■ Work instructions
Wherever a line holds the string "Указа", copy that line.

------ Dataset rows

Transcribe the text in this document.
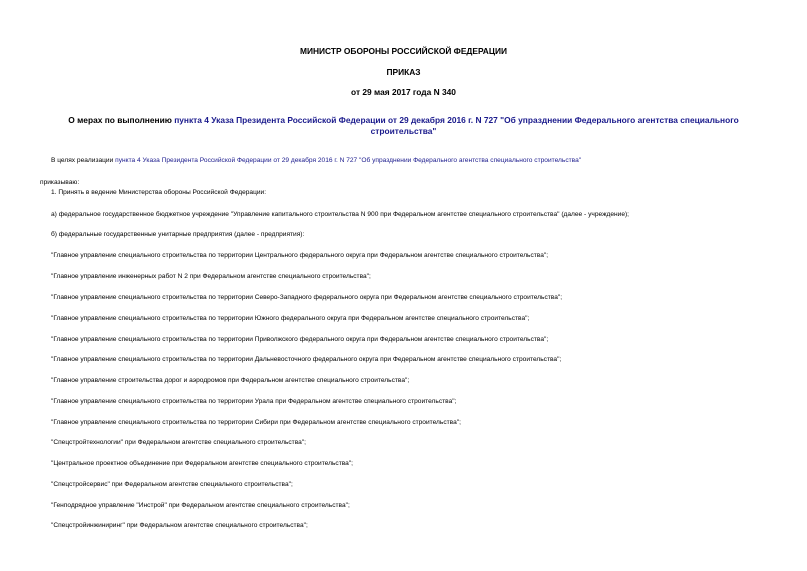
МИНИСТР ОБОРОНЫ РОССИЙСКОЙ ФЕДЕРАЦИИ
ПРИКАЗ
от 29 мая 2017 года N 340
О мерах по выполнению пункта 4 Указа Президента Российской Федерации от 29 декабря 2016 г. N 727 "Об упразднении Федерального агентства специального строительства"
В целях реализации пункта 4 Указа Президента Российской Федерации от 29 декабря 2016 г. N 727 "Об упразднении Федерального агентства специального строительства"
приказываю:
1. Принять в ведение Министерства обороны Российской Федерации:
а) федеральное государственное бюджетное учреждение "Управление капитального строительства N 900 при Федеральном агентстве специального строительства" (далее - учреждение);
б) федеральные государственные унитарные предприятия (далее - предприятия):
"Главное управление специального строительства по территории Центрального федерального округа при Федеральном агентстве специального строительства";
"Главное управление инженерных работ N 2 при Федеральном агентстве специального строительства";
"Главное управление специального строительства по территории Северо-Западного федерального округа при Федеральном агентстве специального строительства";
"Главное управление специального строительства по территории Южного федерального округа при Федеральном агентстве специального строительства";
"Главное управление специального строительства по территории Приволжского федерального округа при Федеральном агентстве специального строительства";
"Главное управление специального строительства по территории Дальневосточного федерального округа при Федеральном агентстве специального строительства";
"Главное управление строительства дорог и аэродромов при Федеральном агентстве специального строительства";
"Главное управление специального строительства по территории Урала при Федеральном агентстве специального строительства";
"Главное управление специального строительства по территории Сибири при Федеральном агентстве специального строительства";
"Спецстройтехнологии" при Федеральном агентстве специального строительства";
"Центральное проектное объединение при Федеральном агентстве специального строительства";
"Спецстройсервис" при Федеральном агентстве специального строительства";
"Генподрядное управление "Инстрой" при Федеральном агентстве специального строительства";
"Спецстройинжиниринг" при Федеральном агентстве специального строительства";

------------

■ Exercise solution
О мерах по выполнению пункта 4 Указа Президента Российской Федерации от 29 декабря 2016 г. N 727 "Об упразднении Федерального агентства специального строительства"
В целях реализации пункта 4 Указа Президента Российской Федерации от 29 декабря 2016 г. N 727 "Об упразднении Федерального агентства специального строительства"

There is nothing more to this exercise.